▸ **Input records**:
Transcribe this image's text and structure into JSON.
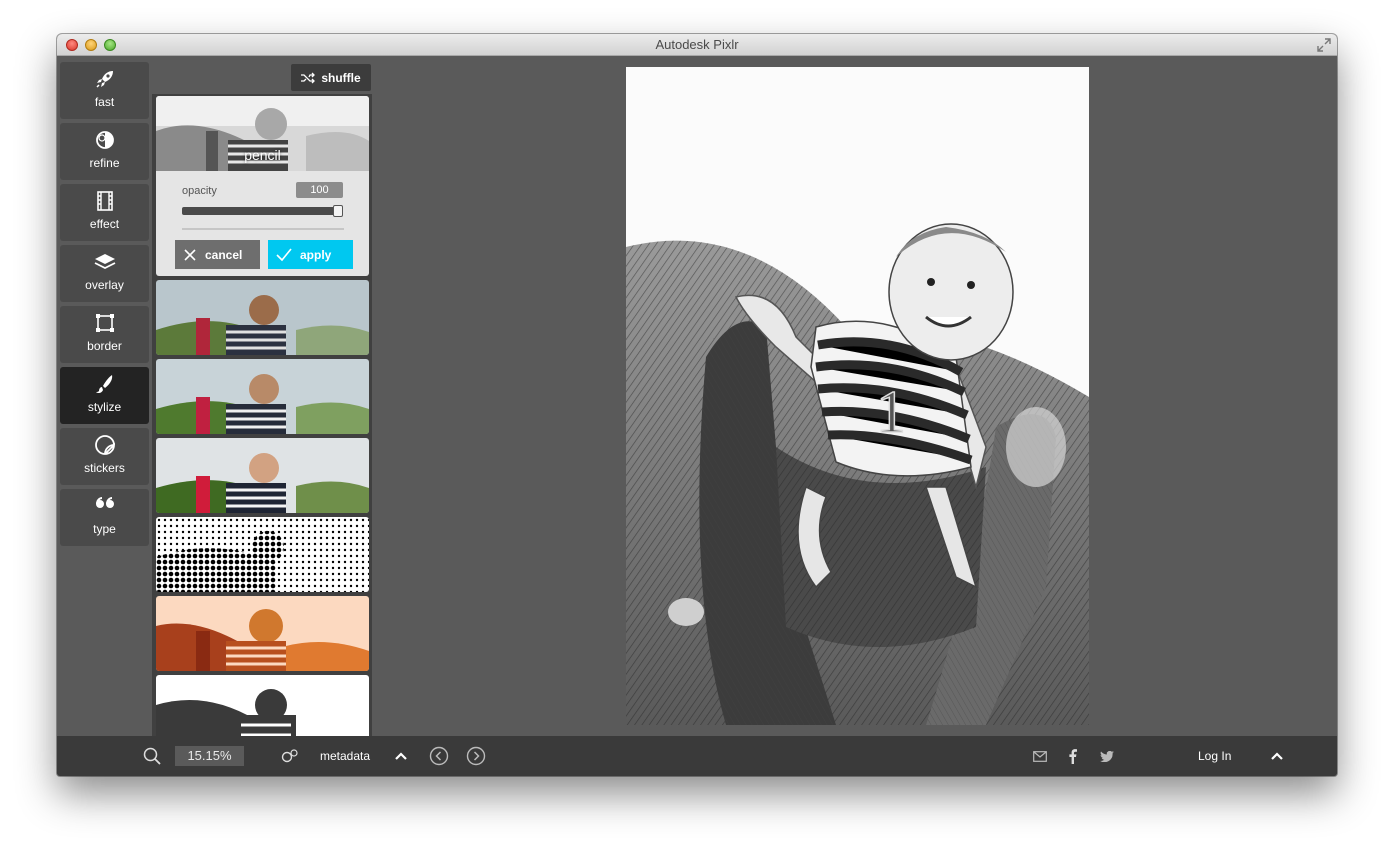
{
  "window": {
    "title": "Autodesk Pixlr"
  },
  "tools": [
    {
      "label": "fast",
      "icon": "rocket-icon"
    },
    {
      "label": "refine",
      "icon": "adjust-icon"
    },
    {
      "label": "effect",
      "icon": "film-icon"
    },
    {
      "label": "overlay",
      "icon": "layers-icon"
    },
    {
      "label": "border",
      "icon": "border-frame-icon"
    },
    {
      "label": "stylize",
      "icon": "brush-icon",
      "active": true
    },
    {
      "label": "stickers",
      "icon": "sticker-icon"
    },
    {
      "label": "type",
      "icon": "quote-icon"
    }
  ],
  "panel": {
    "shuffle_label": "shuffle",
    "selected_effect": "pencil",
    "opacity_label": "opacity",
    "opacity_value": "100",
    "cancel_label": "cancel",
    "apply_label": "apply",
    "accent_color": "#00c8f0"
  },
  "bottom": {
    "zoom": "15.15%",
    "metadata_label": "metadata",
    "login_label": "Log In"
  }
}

▸ **Task requirements**: Tally every line of the data that holds the word "border" and write the count alone.

▸ **Answer for this exercise**: 2